- _Exercise requirements_:
In the data that follows, count the lines in which the word "JSON" occurs, and report that figure alone.

* * * * * * * * *

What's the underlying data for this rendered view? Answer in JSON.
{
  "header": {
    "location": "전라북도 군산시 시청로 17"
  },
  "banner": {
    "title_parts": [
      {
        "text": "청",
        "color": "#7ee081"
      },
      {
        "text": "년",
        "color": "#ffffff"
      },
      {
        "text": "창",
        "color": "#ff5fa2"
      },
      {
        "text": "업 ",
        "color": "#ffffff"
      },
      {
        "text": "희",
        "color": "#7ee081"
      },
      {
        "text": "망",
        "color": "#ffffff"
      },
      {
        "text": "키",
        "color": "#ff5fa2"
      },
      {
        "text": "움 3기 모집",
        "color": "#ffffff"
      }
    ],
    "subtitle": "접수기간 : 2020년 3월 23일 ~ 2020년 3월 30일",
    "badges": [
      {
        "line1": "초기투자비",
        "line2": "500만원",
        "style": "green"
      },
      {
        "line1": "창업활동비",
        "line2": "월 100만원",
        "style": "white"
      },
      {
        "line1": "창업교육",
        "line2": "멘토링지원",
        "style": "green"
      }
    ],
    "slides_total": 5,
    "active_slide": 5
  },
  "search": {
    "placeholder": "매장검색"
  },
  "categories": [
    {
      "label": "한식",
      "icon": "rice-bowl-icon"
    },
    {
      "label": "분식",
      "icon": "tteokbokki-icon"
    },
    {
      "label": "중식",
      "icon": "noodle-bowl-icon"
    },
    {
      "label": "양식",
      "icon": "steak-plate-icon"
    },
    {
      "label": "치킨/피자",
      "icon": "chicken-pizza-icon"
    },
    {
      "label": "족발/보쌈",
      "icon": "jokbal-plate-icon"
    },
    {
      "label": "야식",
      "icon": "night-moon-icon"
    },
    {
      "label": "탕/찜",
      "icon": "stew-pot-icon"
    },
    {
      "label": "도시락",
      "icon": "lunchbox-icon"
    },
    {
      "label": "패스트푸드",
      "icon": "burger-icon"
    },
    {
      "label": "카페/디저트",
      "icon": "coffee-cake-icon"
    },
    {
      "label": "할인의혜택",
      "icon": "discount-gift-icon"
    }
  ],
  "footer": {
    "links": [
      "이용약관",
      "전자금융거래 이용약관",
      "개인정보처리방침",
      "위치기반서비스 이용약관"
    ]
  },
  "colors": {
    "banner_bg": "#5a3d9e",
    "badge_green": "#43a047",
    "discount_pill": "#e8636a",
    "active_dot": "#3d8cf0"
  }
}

* * * * * * * * *

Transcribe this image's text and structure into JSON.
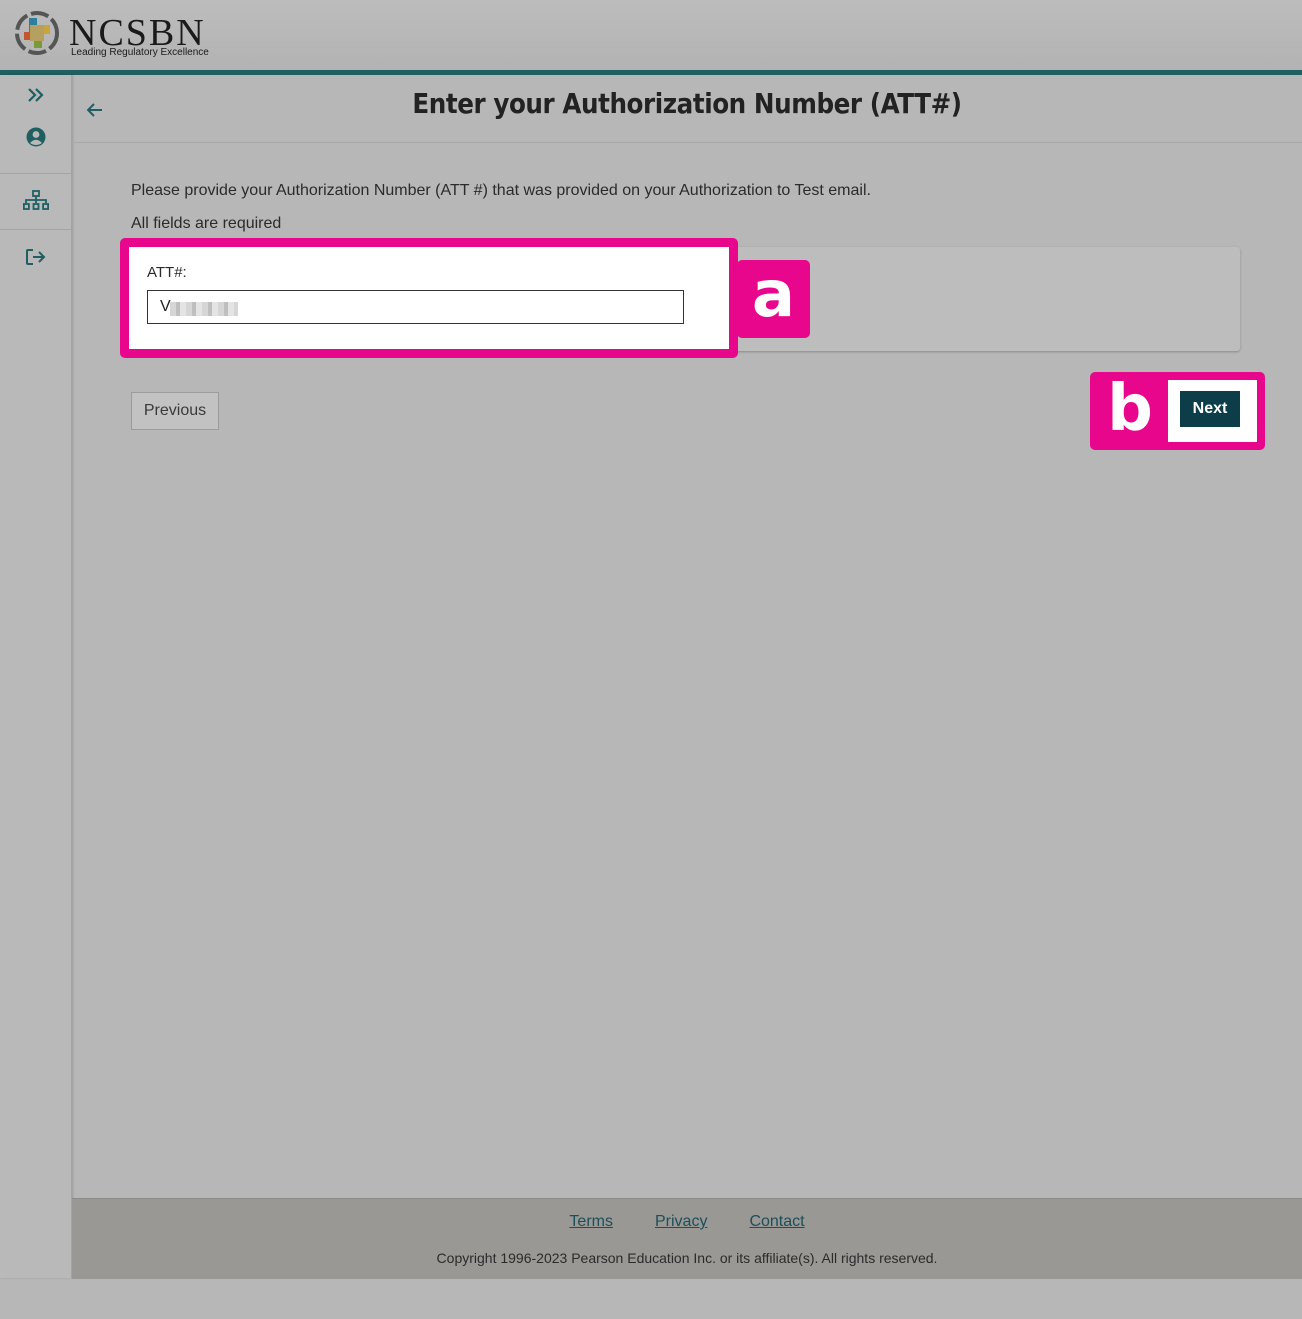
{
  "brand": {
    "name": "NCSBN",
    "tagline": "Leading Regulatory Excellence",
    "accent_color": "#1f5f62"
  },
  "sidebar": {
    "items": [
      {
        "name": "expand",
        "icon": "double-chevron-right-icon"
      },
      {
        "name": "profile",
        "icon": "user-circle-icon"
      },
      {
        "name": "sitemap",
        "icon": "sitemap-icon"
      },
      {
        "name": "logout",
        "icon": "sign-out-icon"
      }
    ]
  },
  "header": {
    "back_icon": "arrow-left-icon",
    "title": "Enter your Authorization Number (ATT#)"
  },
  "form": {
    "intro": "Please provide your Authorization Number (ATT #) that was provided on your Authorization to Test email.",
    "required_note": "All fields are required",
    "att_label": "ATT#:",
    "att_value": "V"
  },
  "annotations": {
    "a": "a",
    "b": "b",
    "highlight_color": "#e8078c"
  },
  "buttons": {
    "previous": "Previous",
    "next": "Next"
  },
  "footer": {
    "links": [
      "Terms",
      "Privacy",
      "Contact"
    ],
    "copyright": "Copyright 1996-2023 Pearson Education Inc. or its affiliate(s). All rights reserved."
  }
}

* * * * * * * * *

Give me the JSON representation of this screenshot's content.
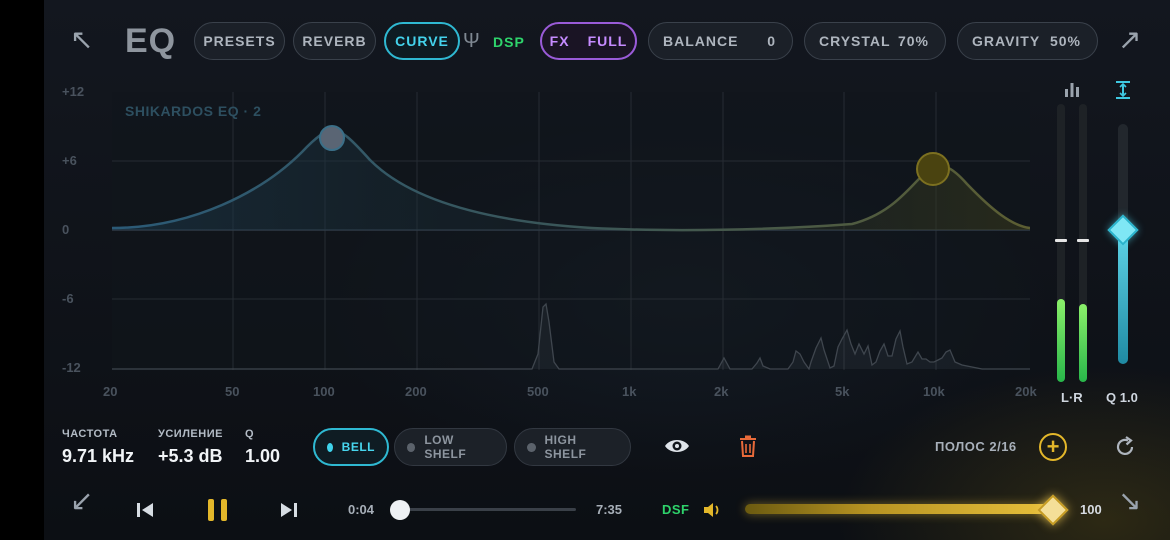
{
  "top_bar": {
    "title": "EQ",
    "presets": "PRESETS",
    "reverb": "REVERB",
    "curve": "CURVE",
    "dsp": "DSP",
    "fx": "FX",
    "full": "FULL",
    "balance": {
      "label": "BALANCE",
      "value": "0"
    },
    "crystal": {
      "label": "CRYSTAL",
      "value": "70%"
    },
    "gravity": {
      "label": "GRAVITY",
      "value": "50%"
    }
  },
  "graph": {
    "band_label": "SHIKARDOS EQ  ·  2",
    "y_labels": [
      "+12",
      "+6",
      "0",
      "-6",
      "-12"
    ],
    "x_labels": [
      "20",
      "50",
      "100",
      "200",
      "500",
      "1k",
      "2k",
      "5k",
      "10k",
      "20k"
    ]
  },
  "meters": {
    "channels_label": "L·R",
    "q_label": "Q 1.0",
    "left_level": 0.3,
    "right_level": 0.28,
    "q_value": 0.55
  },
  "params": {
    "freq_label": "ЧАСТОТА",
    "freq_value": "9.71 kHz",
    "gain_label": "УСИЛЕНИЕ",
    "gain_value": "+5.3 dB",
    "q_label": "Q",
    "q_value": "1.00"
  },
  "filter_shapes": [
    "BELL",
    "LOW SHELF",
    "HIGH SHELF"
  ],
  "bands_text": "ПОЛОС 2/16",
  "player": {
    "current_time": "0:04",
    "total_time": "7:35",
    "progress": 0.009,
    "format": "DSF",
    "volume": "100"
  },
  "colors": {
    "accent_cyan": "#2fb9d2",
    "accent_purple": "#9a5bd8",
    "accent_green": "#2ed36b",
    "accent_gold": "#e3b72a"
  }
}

* * * * * * * * *

- _Exercise answer_:
3